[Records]
□ □ □ □ □

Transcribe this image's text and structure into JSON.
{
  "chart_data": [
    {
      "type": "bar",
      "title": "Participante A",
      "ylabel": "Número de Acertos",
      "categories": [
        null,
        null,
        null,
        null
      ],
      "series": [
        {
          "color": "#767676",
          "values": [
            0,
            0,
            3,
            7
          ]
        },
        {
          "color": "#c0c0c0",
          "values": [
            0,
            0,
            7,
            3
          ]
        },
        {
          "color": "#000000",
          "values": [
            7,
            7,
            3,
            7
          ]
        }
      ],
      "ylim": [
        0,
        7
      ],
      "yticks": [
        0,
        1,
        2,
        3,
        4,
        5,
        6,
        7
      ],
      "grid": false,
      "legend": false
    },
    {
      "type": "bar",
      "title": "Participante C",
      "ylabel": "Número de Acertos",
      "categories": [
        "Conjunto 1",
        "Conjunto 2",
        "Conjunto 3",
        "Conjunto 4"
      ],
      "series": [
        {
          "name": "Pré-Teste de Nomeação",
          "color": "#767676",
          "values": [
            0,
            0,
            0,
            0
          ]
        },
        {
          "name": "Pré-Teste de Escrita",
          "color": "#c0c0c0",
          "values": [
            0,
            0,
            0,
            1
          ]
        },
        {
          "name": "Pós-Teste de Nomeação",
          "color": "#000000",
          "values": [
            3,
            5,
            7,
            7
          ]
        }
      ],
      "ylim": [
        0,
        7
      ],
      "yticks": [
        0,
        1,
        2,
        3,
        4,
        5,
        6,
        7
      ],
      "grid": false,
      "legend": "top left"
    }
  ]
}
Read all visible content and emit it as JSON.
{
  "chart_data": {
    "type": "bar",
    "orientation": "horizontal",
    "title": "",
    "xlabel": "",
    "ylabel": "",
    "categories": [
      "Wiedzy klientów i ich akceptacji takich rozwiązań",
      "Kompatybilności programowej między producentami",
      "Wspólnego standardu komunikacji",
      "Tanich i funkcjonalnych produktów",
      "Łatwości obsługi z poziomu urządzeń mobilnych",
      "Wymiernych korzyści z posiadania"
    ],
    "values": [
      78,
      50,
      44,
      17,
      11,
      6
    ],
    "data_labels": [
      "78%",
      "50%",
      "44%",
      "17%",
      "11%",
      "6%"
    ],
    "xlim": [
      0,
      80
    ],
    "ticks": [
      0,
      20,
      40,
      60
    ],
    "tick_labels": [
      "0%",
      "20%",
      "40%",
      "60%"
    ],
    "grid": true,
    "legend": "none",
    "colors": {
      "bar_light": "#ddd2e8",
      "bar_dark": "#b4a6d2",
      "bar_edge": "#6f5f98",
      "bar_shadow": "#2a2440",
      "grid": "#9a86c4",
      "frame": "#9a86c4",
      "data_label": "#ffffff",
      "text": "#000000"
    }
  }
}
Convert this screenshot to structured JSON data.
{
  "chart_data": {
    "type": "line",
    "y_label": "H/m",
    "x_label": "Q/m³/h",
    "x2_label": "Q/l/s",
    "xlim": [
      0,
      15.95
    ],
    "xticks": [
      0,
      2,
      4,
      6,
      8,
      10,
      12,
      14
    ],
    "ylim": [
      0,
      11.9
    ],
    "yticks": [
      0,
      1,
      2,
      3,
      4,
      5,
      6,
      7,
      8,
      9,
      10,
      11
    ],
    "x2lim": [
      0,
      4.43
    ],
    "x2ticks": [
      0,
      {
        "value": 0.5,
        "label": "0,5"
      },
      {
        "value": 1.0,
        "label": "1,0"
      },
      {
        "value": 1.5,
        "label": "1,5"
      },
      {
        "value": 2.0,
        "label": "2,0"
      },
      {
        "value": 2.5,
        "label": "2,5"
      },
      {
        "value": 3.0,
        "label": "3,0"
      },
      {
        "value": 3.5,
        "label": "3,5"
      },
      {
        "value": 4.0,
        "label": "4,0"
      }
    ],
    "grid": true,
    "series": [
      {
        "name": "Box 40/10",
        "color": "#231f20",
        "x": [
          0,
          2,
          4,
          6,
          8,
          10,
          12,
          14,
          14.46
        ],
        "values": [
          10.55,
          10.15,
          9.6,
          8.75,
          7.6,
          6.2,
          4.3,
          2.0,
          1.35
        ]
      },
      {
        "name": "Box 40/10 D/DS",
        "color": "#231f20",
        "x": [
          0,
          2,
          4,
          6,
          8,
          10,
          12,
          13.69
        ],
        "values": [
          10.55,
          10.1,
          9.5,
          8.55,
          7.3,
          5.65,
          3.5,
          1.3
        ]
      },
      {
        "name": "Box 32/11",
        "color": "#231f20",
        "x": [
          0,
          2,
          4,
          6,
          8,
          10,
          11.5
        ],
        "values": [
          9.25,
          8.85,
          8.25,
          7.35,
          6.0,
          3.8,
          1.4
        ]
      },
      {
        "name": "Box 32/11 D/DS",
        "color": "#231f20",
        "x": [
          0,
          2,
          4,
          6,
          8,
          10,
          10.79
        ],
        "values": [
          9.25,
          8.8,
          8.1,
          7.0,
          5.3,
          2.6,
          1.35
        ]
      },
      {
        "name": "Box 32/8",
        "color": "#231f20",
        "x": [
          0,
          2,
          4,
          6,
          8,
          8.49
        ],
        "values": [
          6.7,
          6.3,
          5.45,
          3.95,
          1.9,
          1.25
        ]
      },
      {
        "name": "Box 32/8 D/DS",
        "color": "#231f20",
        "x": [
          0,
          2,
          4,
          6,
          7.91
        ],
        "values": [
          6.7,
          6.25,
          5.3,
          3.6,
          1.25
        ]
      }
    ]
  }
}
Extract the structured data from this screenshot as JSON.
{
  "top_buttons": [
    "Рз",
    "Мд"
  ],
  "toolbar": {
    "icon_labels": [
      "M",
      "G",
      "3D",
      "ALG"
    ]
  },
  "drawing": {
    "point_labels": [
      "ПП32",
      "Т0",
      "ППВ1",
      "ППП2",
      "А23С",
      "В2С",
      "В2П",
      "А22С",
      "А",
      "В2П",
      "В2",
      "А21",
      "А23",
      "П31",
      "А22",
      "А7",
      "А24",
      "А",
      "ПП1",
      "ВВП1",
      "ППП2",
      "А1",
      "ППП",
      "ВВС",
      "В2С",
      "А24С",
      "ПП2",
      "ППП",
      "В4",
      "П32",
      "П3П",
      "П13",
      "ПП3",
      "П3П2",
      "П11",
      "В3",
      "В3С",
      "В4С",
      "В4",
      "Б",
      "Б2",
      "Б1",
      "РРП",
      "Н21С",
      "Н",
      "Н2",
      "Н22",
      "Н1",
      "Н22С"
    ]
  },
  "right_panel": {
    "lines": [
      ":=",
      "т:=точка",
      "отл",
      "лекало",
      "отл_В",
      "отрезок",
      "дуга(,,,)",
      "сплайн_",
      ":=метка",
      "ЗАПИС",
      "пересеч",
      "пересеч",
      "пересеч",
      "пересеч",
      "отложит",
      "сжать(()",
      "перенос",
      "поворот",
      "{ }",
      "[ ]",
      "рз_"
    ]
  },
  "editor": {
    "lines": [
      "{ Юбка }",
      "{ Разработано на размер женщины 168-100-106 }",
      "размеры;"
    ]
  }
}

□ □ □ □ □

> WORK TO BE COMPLETED: Copy out each line of the records that holds the string "Teste".

> ANSWER TO THIS PROBLEM:
          "name": "Pré-Teste de Nomeação",
          "name": "Pré-Teste de Escrita",
          "name": "Pós-Teste de Nomeação",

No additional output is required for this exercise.